Transcribe the material in full. Nothing should differ except that the pictures are left out.

========================================================================

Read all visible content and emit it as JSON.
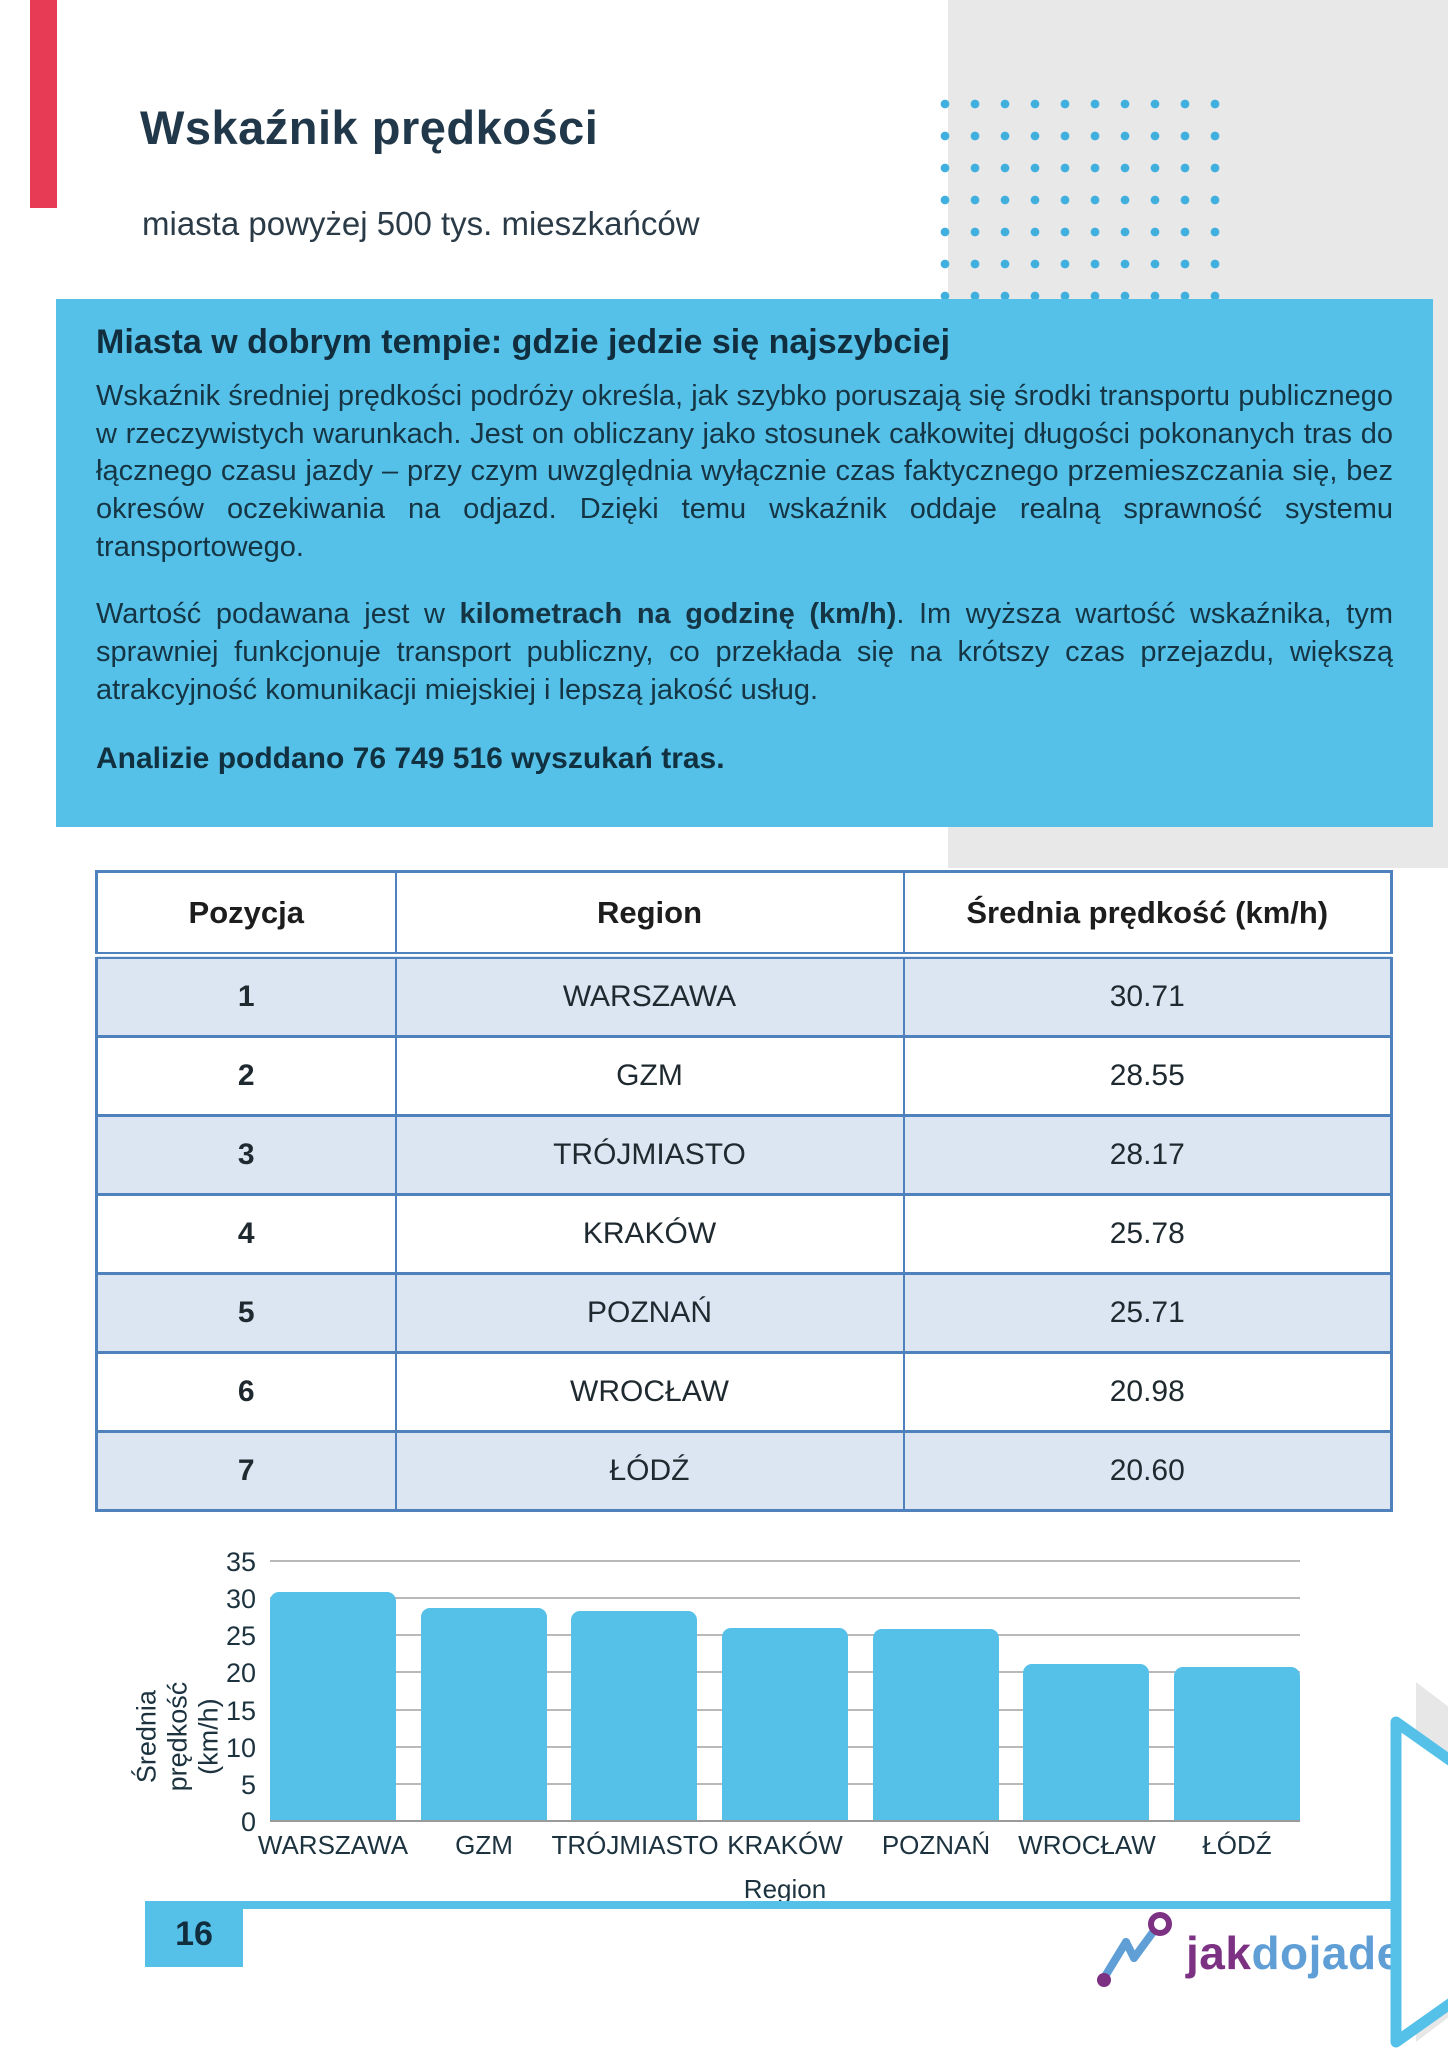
{
  "header": {
    "title": "Wskaźnik prędkości",
    "subtitle": "miasta powyżej 500 tys. mieszkańców"
  },
  "info_box": {
    "heading": "Miasta w dobrym tempie: gdzie jedzie się najszybciej",
    "paragraph1": "Wskaźnik średniej prędkości podróży określa, jak szybko poruszają się środki transportu publicznego w rzeczywistych warunkach. Jest on obliczany jako stosunek całkowitej długości pokonanych tras do łącznego czasu jazdy – przy czym uwzględnia wyłącznie czas faktycznego przemieszczania się, bez okresów oczekiwania na odjazd. Dzięki temu wskaźnik oddaje realną sprawność systemu transportowego.",
    "paragraph2_prefix": "Wartość podawana jest w ",
    "paragraph2_bold": "kilometrach na godzinę (km/h)",
    "paragraph2_suffix": ". Im wyższa wartość wskaźnika, tym sprawniej funkcjonuje transport publiczny, co przekłada się na krótszy czas przejazdu, większą atrakcyjność komunikacji miejskiej i lepszą jakość usług.",
    "analysis_note": "Analizie poddano 76 749 516 wyszukań tras."
  },
  "table": {
    "columns": [
      "Pozycja",
      "Region",
      "Średnia prędkość (km/h)"
    ],
    "rows": [
      [
        "1",
        "WARSZAWA",
        "30.71"
      ],
      [
        "2",
        "GZM",
        "28.55"
      ],
      [
        "3",
        "TRÓJMIASTO",
        "28.17"
      ],
      [
        "4",
        "KRAKÓW",
        "25.78"
      ],
      [
        "5",
        "POZNAŃ",
        "25.71"
      ],
      [
        "6",
        "WROCŁAW",
        "20.98"
      ],
      [
        "7",
        "ŁÓDŹ",
        "20.60"
      ]
    ]
  },
  "chart_data": {
    "type": "bar",
    "categories": [
      "WARSZAWA",
      "GZM",
      "TRÓJMIASTO",
      "KRAKÓW",
      "POZNAŃ",
      "WROCŁAW",
      "ŁÓDŹ"
    ],
    "values": [
      30.71,
      28.55,
      28.17,
      25.78,
      25.71,
      20.98,
      20.6
    ],
    "title": "",
    "xlabel": "Region",
    "ylabel_line1": "Średnia prędkość",
    "ylabel_line2": "(km/h)",
    "ylabel": "Średnia prędkość (km/h)",
    "ylim": [
      0,
      35
    ],
    "yticks": [
      "35",
      "30",
      "25",
      "20",
      "15",
      "10",
      "5",
      "0"
    ],
    "grid": true,
    "legend": false,
    "bar_color": "#56c1e8"
  },
  "footer": {
    "page_number": "16",
    "logo_jak": "jak",
    "logo_dojade": "dojade"
  },
  "colors": {
    "accent_blue": "#56c1e8",
    "dot_blue": "#3fafdd",
    "table_border_blue": "#4f81bd",
    "table_row_shade": "#dce6f2",
    "deco_gray": "#e8e8e8",
    "red_accent": "#e63a55",
    "logo_purple": "#7c3183",
    "logo_blue": "#5f9fd6",
    "text_navy": "#16323f"
  }
}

========================================================================

> **Response to the exercise**:
Read all visible content and emit it as JSON.
{
  "header": {
    "title": "Wskaźnik prędkości",
    "subtitle": "miasta powyżej 500 tys. mieszkańców"
  },
  "info_box": {
    "heading": "Miasta w dobrym tempie: gdzie jedzie się najszybciej",
    "paragraph1": "Wskaźnik średniej prędkości podróży określa, jak szybko poruszają się środki transportu publicznego w rzeczywistych warunkach. Jest on obliczany jako stosunek całkowitej długości pokonanych tras do łącznego czasu jazdy – przy czym uwzględnia wyłącznie czas faktycznego przemieszczania się, bez okresów oczekiwania na odjazd. Dzięki temu wskaźnik oddaje realną sprawność systemu transportowego.",
    "paragraph2_prefix": "Wartość podawana jest w ",
    "paragraph2_bold": "kilometrach na godzinę (km/h)",
    "paragraph2_suffix": ". Im wyższa wartość wskaźnika, tym sprawniej funkcjonuje transport publiczny, co przekłada się na krótszy czas przejazdu, większą atrakcyjność komunikacji miejskiej i lepszą jakość usług.",
    "analysis_note": "Analizie poddano 76 749 516 wyszukań tras."
  },
  "table": {
    "columns": [
      "Pozycja",
      "Region",
      "Średnia prędkość (km/h)"
    ],
    "rows": [
      [
        "1",
        "WARSZAWA",
        "30.71"
      ],
      [
        "2",
        "GZM",
        "28.55"
      ],
      [
        "3",
        "TRÓJMIASTO",
        "28.17"
      ],
      [
        "4",
        "KRAKÓW",
        "25.78"
      ],
      [
        "5",
        "POZNAŃ",
        "25.71"
      ],
      [
        "6",
        "WROCŁAW",
        "20.98"
      ],
      [
        "7",
        "ŁÓDŹ",
        "20.60"
      ]
    ]
  },
  "chart_data": {
    "type": "bar",
    "categories": [
      "WARSZAWA",
      "GZM",
      "TRÓJMIASTO",
      "KRAKÓW",
      "POZNAŃ",
      "WROCŁAW",
      "ŁÓDŹ"
    ],
    "values": [
      30.71,
      28.55,
      28.17,
      25.78,
      25.71,
      20.98,
      20.6
    ],
    "title": "",
    "xlabel": "Region",
    "ylabel_line1": "Średnia prędkość",
    "ylabel_line2": "(km/h)",
    "ylabel": "Średnia prędkość (km/h)",
    "ylim": [
      0,
      35
    ],
    "yticks": [
      "35",
      "30",
      "25",
      "20",
      "15",
      "10",
      "5",
      "0"
    ],
    "grid": true,
    "legend": false,
    "bar_color": "#56c1e8"
  },
  "footer": {
    "page_number": "16",
    "logo_jak": "jak",
    "logo_dojade": "dojade"
  },
  "colors": {
    "accent_blue": "#56c1e8",
    "dot_blue": "#3fafdd",
    "table_border_blue": "#4f81bd",
    "table_row_shade": "#dce6f2",
    "deco_gray": "#e8e8e8",
    "red_accent": "#e63a55",
    "logo_purple": "#7c3183",
    "logo_blue": "#5f9fd6",
    "text_navy": "#16323f"
  }
}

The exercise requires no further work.